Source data
::::

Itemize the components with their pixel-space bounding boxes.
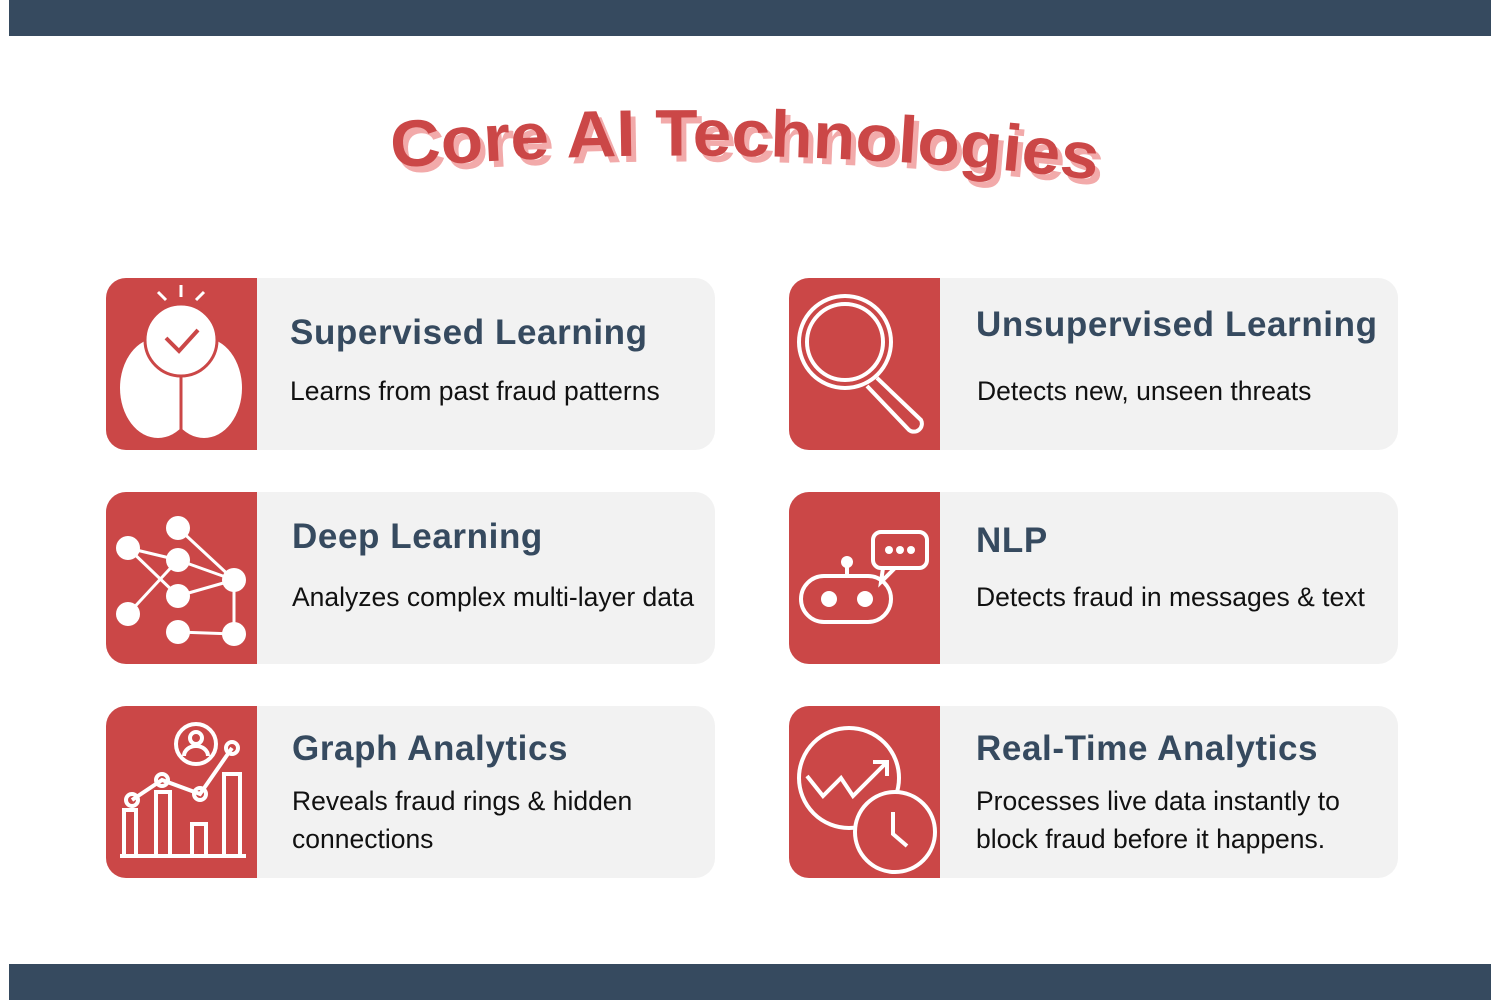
card: NLP: NLP	[976, 521, 1048, 560]
card: real-time analytics: Processes live data instantly to	[976, 786, 1340, 816]
card: graph analytics: Reveals fraud rings & hidden	[292, 786, 632, 816]
card: graph analytics: connections	[292, 824, 433, 854]
card: supervised learning: Supervised Learning	[290, 313, 648, 352]
title: Core AI Technologies	[392, 108, 1096, 182]
icon: network	[106, 492, 257, 664]
card: unsupervised learning: Unsupervised Learning	[976, 305, 1378, 344]
card: graph analytics	[106, 706, 715, 878]
card: real-time analytics	[789, 706, 1398, 878]
card: deep learning: Deep Learning	[292, 517, 543, 556]
icon: magnifier	[789, 278, 940, 450]
card: supervised learning	[106, 278, 715, 450]
card: real-time analytics: Real-Time Analytics	[976, 729, 1318, 768]
card: NLP	[789, 492, 1398, 664]
card: graph analytics: Graph Analytics	[292, 729, 568, 768]
card: supervised learning: Learns from past fraud patterns	[290, 376, 660, 406]
card: real-time analytics: block fraud before it happens.	[976, 824, 1325, 854]
card: unsupervised learning	[789, 278, 1398, 450]
icon: brain	[106, 278, 257, 450]
card: unsupervised learning: Detects new, unseen threats	[977, 376, 1311, 406]
icon: chart	[106, 706, 257, 878]
card: deep learning: Analyzes complex multi-layer data	[292, 582, 694, 612]
card: deep learning	[106, 492, 715, 664]
title: Core AI Technologies	[401, 114, 1101, 188]
icon: clock chart	[789, 706, 940, 878]
icon: chatbot	[789, 492, 940, 664]
card: NLP: Detects fraud in messages & text	[976, 582, 1365, 612]
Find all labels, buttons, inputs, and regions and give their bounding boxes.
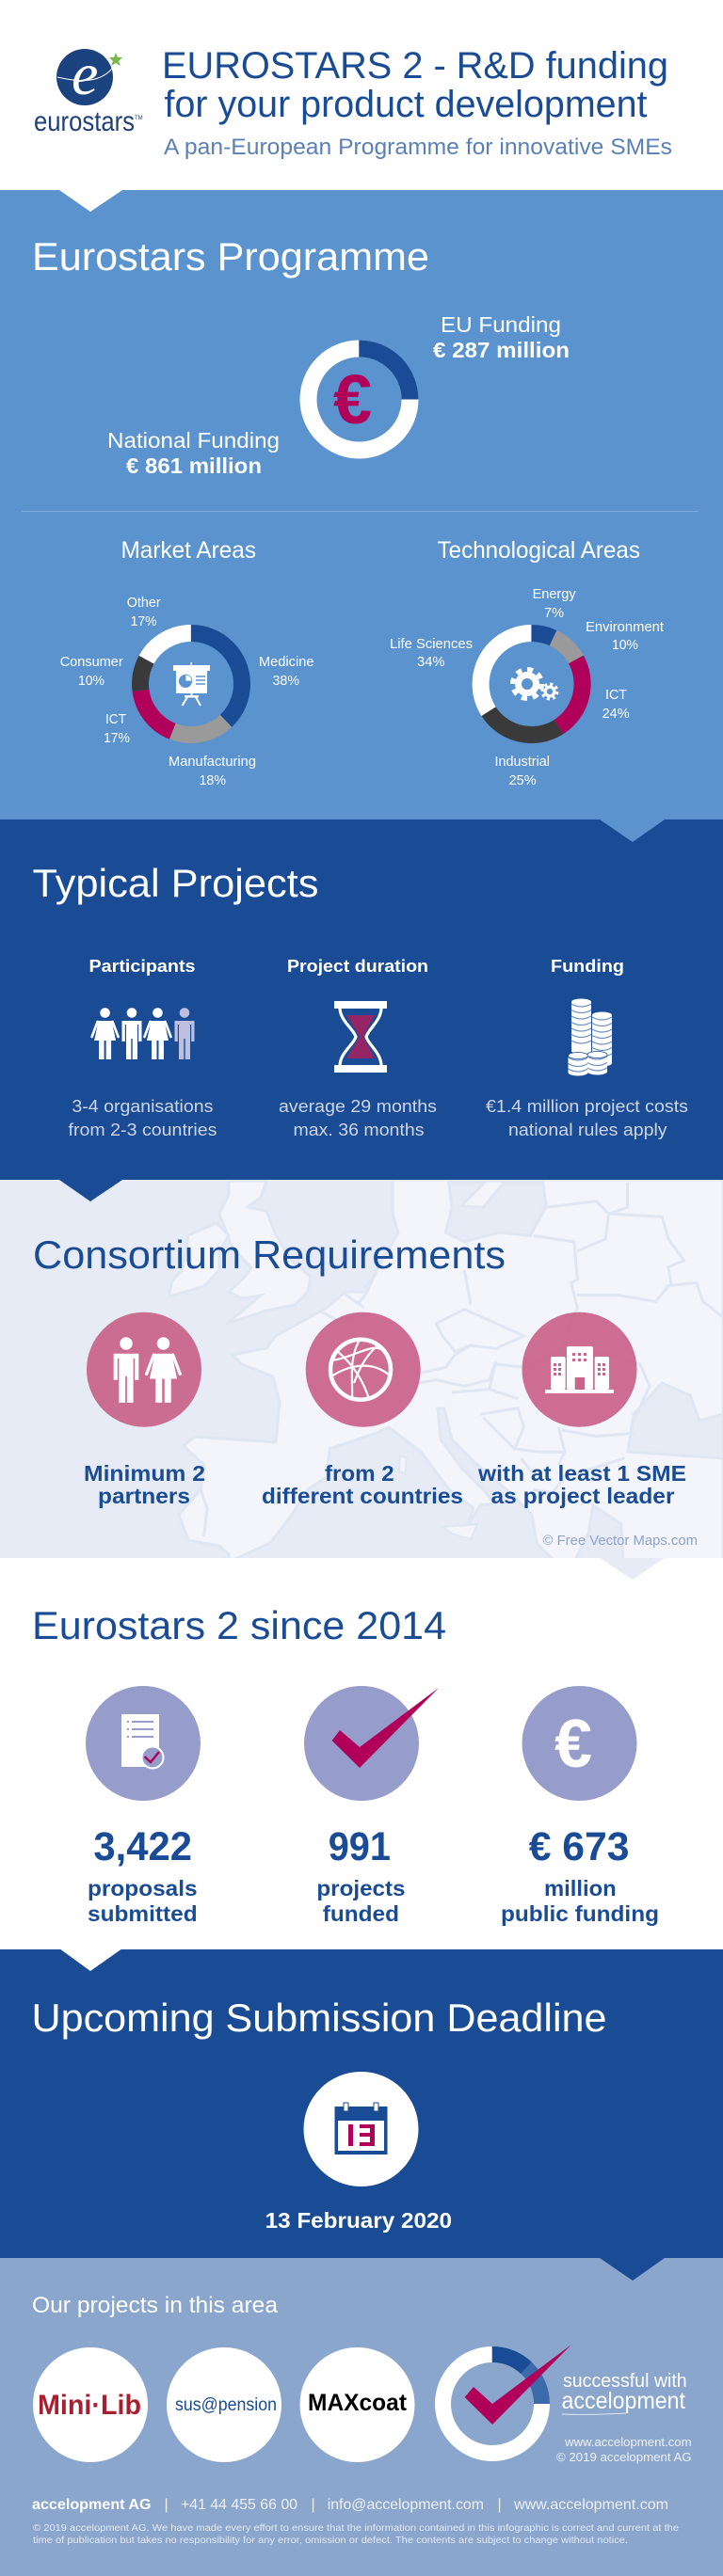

::::

To do: Write out all of the lines above word for word, omitting the pictures.

Completed exercise:
Itemize the components with their pixel-space bounding boxes.
card: NLP: NLP	[976, 521, 1048, 560]
card: real-time analytics: Processes live data instantly to	[976, 786, 1340, 816]
card: graph analytics: Reveals fraud rings & hidden	[292, 786, 632, 816]
card: graph analytics: connections	[292, 824, 433, 854]
card: supervised learning: Supervised Learning	[290, 313, 648, 352]
title: Core AI Technologies	[392, 108, 1096, 182]
icon: network	[106, 492, 257, 664]
card: unsupervised learning: Unsupervised Learning	[976, 305, 1378, 344]
card: graph analytics	[106, 706, 715, 878]
card: real-time analytics	[789, 706, 1398, 878]
card: deep learning: Deep Learning	[292, 517, 543, 556]
icon: magnifier	[789, 278, 940, 450]
card: supervised learning	[106, 278, 715, 450]
card: real-time analytics: Real-Time Analytics	[976, 729, 1318, 768]
card: NLP	[789, 492, 1398, 664]
card: graph analytics: Graph Analytics	[292, 729, 568, 768]
card: supervised learning: Learns from past fraud patterns	[290, 376, 660, 406]
card: real-time analytics: block fraud before it happens.	[976, 824, 1325, 854]
card: unsupervised learning	[789, 278, 1398, 450]
icon: brain	[106, 278, 257, 450]
card: unsupervised learning: Detects new, unseen threats	[977, 376, 1311, 406]
icon: chart	[106, 706, 257, 878]
card: deep learning: Analyzes complex multi-layer data	[292, 582, 694, 612]
card: deep learning	[106, 492, 715, 664]
title: Core AI Technologies	[401, 114, 1101, 188]
icon: clock chart	[789, 706, 940, 878]
icon: chatbot	[789, 492, 940, 664]
card: NLP: Detects fraud in messages & text	[976, 582, 1365, 612]
Find all labels, buttons, inputs, and regions and give their bounding boxes.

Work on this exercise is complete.